→ Problem description
How do the lines of the listing read, from its first line through the one containing "sidebar-item-label: Cart bbox=[0, 598, 25, 613]", with "store view" renamed to "website" and nothing else changed? Return only those lines.

-- begin --

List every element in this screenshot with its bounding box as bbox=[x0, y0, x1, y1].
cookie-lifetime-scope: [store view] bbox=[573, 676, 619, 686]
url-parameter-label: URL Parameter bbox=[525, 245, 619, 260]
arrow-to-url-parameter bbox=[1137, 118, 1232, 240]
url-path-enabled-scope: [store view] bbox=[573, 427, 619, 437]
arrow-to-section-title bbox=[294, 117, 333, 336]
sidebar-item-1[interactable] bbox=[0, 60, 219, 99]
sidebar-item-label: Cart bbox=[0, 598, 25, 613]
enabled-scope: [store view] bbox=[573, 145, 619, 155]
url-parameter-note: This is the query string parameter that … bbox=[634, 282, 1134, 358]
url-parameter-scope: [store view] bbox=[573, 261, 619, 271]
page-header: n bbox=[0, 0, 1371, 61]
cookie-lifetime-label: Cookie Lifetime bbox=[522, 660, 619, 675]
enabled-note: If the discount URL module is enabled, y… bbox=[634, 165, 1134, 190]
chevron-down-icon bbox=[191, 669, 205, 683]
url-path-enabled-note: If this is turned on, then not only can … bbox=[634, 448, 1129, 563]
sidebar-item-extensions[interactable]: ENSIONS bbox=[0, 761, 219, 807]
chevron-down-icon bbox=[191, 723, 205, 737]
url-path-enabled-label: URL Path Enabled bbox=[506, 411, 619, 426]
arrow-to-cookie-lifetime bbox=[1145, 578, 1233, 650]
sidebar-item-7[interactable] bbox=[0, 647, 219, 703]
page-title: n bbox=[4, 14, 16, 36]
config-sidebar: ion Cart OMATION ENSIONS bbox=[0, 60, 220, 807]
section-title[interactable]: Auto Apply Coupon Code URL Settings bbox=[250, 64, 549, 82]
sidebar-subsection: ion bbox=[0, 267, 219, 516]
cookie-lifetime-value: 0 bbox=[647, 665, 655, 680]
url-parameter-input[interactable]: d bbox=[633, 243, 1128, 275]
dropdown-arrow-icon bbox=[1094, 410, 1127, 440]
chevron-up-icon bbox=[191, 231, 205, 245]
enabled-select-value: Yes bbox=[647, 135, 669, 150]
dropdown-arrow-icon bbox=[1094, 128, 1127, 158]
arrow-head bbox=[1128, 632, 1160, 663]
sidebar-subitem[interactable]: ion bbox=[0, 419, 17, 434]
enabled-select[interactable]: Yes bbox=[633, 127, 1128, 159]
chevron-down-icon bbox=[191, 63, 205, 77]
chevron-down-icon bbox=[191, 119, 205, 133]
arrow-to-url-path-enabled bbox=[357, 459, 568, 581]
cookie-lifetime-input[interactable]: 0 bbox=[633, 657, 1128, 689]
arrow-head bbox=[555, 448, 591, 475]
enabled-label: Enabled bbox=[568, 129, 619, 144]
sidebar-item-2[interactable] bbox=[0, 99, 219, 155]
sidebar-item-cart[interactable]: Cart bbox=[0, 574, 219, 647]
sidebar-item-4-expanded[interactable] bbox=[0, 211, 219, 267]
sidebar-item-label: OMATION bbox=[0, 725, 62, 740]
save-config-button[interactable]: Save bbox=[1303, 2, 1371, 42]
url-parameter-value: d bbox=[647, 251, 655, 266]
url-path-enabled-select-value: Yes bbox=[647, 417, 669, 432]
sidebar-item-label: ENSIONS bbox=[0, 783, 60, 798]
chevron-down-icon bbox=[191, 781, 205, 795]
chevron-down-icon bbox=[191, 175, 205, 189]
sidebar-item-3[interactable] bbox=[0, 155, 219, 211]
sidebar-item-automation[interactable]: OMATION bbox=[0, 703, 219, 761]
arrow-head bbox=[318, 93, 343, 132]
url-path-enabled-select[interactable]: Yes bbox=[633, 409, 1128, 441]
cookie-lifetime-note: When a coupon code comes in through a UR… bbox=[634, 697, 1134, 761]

-- end --

→ Result
List every element in this screenshot with its bounding box as bbox=[x0, y0, x1, y1].
cookie-lifetime-scope: [website] bbox=[573, 676, 619, 686]
url-parameter-label: URL Parameter bbox=[525, 245, 619, 260]
arrow-to-url-parameter bbox=[1137, 118, 1232, 240]
url-path-enabled-scope: [website] bbox=[573, 427, 619, 437]
arrow-to-section-title bbox=[294, 117, 333, 336]
sidebar-item-1[interactable] bbox=[0, 60, 219, 99]
sidebar-item-label: Cart bbox=[0, 598, 25, 613]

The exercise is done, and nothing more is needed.